• [Excerpt to read]:
◆ ◆ ◆

Analysis and design of a one-way simply supported slab is exactly the same as that of a beam except that the slab has a fixed breadth of 1m as explained earlier. The main span along which the main reinforcement is provided is the shorter span, then the other orthogonal span is only provided with minimum area of reinforcement as per BS 8110-1-1997 and EN 1992-1-1-2004. However, for EN 1992-1-1-2004, the minimum area of reinforcement should not be less than 20% of the main reinforcement.

The internal stresses are calculated as follows:

Maximum moment of the slab (Mmax) = wl²/8

Maximum shear force at support (V) = vl/2

After obtaining the maximum internal stresses due to loadings on the slab, the slab is designed as a normal beam of 1m width.

        2. Continuous one-way spanning slab   

Ordinarily continuous slabs should be made to resist the most unfavorable load arrangement on its spans. The most unfavorable effects of trying different pattern of load arrangement on a slab are adopted for design. However, trying different arrangement of the loads can be onerous and time consuming, clause 3.5.2.3 of BS 8110-1-1997 and UK national annex to Eurocode 2 allow that the effects of a single load case of maximum design load acting on all spans with 20% load redistribution can be designed for as long as the following three conditions are met:

2. In a one-way spanning slab, the area of each bay exceeds 30m2.
3. The ratio of the characteristic imposed load to the characteristic dead load does not exceed 1.25.
4. The characteristic imposed load does not exceed 5kN/m2 excluding partitions

Provided that the above conditions are met, for easy analysis the coefficients in table 3.12 of BS 8110-1-1997 can be used to evaluate the bending moments and shear force in a continuous one-way slab. These coefficients already allow for the 20% redistribution, so no further redistribution is required. The table is reproduced below.

Click here to study a worked example on the design of a continuous one-way slab using table 3.12 of BS 8110-1-1997

Two-way spanning slab

A two-way spanning slab resist moment in the two spans. This type of slabs has the ratio of its longer length to that of the shorter length to be less than 2.

Mathematically: ly/lx ≤ 2

Analysis of two-way spanning slab

Since two-way spanning resist moment in both orthogonal directions, then the reinforcement spanning along both the longer and shorter direction are main reinforcement. By this, the shorter length is taken as main span while the longer span is taken as 1m width, then the reinforcement is designed for the shorter span. This is repeated such that the longer span is taken as the main span with 1m width along the shorter span.  Although but spans are considered main spans however the shorter span is more critical, hence reinforcement along the shorter span is placed further from the neutral axis for larger effective depth to be achieved.

◆ ◆ ◆

• [Dataset excerpts]:
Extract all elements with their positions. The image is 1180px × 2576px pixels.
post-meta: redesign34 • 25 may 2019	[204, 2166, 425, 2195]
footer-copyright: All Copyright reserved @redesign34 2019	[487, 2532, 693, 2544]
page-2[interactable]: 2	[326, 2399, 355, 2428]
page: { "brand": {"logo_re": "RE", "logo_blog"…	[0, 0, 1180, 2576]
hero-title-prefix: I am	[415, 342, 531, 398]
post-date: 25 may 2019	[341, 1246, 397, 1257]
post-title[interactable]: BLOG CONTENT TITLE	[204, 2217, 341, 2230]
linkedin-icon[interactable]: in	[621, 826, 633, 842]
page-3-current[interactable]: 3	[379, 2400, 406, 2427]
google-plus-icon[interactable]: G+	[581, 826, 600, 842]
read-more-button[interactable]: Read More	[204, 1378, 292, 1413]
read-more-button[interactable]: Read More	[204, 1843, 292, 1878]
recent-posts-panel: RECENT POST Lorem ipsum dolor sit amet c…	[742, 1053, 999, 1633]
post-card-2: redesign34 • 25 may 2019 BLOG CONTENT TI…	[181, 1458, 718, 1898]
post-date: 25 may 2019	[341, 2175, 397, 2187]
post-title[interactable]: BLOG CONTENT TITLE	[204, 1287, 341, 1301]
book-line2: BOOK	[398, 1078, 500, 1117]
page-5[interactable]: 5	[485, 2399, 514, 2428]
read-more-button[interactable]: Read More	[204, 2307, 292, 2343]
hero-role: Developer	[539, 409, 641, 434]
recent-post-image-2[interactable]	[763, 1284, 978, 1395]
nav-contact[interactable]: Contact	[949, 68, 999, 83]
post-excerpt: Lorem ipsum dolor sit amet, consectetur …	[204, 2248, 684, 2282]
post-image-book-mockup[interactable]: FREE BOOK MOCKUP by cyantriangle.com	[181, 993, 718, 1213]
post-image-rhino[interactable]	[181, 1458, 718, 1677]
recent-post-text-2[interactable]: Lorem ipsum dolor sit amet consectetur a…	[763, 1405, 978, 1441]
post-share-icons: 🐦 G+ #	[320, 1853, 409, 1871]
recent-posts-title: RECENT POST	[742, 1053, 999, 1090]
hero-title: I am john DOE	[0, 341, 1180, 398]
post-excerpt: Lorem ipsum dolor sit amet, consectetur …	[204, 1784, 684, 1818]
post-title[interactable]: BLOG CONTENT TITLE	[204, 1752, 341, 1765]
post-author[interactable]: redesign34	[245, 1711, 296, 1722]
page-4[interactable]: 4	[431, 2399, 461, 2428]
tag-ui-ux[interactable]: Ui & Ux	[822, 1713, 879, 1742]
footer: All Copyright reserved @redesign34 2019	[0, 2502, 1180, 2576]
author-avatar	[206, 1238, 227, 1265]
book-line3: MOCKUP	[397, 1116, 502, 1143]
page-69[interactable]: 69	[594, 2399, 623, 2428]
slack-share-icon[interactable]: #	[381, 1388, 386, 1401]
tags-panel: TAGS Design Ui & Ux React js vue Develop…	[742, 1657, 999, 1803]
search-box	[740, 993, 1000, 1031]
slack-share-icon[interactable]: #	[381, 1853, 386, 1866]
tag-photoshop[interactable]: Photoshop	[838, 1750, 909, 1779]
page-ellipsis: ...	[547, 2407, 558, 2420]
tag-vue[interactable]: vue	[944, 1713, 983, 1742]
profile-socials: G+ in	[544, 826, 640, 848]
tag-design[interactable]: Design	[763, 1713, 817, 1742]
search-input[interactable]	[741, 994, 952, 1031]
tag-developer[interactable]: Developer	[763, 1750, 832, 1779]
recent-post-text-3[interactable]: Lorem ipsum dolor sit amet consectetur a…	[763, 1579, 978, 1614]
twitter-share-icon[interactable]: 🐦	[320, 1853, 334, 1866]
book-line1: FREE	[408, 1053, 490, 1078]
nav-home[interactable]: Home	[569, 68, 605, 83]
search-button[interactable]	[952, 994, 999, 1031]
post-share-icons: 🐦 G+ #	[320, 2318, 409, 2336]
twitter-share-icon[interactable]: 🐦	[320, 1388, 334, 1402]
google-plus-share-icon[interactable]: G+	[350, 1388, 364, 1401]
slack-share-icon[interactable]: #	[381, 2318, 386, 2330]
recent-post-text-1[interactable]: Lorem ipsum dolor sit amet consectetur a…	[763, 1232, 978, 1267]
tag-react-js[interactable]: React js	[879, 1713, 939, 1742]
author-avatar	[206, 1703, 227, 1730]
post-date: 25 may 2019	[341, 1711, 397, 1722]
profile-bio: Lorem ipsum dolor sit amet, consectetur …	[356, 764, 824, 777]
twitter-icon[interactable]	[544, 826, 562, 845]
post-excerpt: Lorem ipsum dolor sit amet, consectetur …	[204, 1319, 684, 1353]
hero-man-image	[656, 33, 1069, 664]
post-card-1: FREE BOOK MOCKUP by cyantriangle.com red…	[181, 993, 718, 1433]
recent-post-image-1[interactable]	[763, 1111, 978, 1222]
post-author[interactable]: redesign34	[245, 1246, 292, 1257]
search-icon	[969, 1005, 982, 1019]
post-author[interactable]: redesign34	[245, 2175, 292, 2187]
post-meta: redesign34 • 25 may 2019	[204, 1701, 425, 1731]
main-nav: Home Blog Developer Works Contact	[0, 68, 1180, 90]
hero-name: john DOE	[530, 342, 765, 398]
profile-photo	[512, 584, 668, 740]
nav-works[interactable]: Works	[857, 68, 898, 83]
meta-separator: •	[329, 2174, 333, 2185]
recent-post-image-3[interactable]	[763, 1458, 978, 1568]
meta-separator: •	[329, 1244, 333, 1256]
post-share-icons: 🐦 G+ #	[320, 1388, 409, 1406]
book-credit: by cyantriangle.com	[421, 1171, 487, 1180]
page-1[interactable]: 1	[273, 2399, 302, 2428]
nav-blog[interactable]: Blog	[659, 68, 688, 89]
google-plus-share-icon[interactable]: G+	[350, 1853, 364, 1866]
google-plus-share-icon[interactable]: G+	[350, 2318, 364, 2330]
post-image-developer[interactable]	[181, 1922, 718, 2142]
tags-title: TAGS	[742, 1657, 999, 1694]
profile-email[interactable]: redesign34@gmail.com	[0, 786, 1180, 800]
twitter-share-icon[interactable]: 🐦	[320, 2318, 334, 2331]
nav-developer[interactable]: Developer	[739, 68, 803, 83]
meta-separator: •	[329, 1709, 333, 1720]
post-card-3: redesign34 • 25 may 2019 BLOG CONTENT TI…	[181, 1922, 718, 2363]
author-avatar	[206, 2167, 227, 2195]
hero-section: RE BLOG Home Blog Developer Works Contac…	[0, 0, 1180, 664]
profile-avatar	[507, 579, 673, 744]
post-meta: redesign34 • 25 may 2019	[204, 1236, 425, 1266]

◆ ◆ ◆

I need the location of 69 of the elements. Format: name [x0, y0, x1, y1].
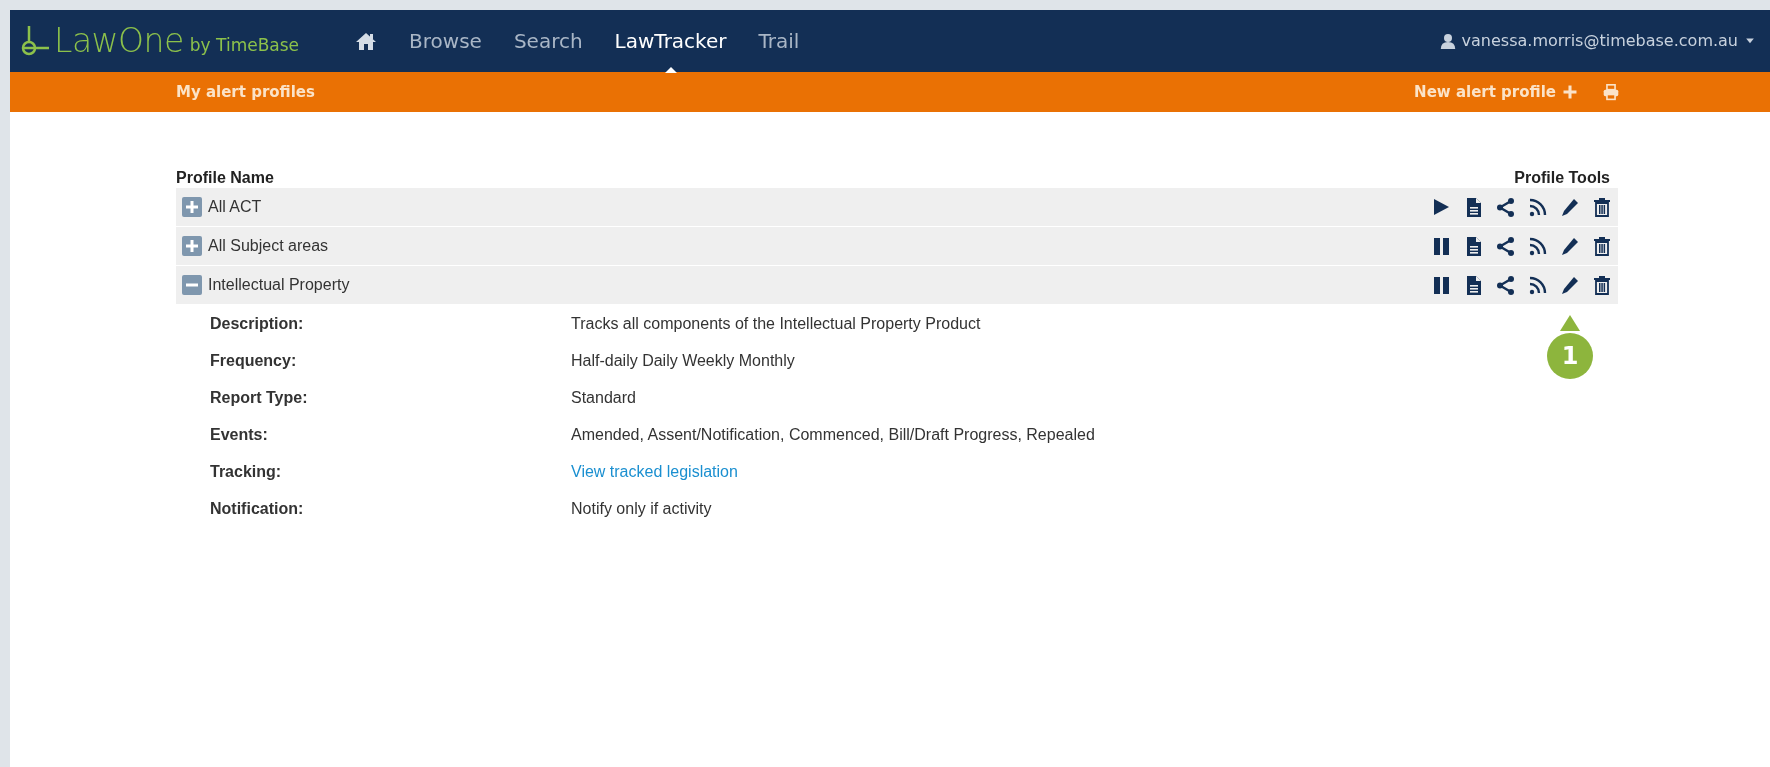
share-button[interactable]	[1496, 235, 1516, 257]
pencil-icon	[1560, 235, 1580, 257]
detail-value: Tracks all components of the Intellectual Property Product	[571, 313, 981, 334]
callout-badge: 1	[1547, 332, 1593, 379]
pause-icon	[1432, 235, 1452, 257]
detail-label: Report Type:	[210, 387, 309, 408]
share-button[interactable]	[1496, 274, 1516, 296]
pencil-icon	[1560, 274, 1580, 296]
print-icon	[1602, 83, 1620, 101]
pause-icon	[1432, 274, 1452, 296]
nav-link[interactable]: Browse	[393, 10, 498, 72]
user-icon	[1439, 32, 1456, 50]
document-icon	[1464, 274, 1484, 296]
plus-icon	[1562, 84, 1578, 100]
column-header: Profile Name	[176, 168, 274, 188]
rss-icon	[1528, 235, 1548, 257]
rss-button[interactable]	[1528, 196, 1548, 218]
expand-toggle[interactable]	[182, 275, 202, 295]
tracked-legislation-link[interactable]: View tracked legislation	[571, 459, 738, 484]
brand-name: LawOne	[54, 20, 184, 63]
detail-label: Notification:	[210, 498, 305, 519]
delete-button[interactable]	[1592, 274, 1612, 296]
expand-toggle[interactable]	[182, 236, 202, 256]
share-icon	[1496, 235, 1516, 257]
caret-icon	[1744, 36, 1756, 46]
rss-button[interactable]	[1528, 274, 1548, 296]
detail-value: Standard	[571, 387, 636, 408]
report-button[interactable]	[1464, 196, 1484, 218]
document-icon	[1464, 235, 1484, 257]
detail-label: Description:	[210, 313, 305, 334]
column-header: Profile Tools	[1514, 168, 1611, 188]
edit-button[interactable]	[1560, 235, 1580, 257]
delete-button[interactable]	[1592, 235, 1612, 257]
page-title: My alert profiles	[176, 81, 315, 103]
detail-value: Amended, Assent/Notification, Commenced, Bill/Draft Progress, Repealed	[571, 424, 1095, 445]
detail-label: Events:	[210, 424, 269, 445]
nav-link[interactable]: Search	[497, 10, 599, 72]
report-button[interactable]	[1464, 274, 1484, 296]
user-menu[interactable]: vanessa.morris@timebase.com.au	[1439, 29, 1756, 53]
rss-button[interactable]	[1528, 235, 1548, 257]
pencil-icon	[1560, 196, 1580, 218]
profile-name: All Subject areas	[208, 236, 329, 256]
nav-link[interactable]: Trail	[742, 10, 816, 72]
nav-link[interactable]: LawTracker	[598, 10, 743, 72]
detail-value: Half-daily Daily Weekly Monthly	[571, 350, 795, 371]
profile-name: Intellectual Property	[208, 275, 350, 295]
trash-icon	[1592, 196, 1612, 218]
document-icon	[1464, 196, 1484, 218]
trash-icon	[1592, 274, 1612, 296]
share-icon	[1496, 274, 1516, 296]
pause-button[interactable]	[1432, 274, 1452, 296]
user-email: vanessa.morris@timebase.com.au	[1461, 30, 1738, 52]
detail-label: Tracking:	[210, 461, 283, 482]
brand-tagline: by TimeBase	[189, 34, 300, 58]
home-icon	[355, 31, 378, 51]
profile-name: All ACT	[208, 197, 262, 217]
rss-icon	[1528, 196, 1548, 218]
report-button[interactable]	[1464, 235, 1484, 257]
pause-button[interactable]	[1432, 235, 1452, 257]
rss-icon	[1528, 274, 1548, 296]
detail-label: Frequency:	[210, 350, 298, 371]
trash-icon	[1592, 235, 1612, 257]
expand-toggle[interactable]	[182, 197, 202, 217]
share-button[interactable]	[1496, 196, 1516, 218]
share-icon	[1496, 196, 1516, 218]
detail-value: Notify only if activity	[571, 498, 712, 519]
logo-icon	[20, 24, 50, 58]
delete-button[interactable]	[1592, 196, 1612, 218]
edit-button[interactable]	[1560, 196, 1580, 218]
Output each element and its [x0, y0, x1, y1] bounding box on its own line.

◆ ◆ ◆

• [Requirement 1]:
In the slab design excerpt, how large must the minimum area of reinforcement be under EN 1992-1-1-2004?
• [Requirement 2]:
According to the slab design excerpt, why is the reinforcement along the shorter span of a two-way spanning slab placed further from the neutral axis?
You won't need the rows.

• [Worked answer 1]:
It should not be less than 20% of the main reinforcement.

• [Worked answer 2]:
Although both spans are treated as main spans, the shorter span is more critical. Placing its reinforcement further from the neutral axis gives a larger effective depth.